— Goal —
Return each line holding the string "Zonas".

— Items —
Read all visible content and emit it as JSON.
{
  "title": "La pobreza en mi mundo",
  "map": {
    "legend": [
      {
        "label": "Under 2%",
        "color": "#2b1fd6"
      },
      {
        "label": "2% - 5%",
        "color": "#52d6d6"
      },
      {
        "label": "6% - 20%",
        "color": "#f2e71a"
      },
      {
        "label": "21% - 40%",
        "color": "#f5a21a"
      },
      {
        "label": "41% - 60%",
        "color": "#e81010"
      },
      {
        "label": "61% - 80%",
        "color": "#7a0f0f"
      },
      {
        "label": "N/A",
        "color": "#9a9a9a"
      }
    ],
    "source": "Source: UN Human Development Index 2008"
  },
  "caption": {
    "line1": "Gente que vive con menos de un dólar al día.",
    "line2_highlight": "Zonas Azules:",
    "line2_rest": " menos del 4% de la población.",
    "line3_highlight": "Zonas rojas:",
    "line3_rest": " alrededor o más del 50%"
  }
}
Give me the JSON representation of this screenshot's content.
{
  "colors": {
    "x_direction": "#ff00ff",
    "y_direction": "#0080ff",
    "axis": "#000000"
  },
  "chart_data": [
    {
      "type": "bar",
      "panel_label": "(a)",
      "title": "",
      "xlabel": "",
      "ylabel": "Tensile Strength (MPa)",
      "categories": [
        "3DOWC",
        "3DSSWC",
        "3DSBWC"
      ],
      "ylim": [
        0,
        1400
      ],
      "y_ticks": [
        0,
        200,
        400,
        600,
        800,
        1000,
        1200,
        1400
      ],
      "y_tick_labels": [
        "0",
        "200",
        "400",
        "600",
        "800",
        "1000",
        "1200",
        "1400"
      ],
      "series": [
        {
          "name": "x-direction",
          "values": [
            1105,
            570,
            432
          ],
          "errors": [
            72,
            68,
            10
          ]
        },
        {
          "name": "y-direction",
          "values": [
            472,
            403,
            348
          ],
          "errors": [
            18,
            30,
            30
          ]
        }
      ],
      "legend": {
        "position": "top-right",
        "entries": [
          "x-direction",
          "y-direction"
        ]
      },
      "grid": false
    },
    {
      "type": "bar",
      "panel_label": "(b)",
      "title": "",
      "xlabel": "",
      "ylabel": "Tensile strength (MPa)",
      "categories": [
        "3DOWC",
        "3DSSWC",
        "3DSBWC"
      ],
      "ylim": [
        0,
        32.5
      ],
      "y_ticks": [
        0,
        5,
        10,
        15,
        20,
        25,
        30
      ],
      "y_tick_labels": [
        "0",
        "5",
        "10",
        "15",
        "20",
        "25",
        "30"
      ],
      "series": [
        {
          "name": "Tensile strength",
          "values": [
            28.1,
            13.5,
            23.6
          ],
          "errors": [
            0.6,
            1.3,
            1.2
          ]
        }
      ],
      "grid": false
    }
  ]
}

— Result —
    "line2_highlight": "Zonas Azules:",
    "line3_highlight": "Zonas rojas:",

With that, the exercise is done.